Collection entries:

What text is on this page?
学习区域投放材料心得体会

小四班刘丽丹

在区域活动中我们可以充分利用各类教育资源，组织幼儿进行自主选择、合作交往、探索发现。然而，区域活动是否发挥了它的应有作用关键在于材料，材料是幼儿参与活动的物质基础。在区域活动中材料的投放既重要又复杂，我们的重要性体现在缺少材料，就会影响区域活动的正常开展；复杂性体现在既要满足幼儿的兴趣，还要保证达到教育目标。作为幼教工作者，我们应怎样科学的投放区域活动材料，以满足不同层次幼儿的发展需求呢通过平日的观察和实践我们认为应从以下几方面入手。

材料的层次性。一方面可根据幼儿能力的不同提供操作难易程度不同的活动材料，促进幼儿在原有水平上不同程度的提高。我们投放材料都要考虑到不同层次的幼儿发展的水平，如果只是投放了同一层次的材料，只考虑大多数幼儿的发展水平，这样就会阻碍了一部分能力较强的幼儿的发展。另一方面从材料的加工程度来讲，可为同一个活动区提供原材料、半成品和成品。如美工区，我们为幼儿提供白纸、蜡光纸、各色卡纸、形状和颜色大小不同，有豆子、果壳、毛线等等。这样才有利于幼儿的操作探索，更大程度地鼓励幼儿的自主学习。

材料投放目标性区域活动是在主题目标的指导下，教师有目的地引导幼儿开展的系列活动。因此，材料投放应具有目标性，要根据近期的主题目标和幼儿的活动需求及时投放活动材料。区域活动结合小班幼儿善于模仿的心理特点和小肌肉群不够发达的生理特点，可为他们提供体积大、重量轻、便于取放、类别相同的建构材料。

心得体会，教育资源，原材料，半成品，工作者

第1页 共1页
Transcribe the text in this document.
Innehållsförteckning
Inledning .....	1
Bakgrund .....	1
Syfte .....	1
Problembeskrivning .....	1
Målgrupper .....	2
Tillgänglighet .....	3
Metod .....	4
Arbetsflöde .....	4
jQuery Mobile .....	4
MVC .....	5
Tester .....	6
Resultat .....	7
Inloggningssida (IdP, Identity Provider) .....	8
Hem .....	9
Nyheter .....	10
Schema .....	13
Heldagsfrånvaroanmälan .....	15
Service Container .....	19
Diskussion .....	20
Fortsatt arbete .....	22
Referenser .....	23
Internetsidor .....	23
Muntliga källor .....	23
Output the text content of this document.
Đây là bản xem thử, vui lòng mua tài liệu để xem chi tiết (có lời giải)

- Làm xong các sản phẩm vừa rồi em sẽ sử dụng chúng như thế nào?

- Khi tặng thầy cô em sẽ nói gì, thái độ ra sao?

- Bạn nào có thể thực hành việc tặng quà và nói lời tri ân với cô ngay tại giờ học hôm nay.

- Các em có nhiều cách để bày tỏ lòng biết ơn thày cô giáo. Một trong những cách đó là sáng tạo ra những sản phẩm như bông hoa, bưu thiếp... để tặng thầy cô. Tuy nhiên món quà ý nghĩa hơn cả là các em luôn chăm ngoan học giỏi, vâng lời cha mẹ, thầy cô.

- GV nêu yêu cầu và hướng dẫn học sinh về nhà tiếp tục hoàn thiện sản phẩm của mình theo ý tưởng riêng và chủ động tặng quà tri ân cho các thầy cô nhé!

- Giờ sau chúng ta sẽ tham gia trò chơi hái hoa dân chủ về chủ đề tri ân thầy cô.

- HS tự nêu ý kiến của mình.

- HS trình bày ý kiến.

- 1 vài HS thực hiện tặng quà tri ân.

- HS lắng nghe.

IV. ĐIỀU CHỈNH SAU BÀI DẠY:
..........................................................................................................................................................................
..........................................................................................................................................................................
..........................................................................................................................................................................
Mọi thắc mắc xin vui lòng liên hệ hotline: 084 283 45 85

Exercise description:
Tally up the lines holding the string "chúng" in this listing, and report the total alone.

Written response:
2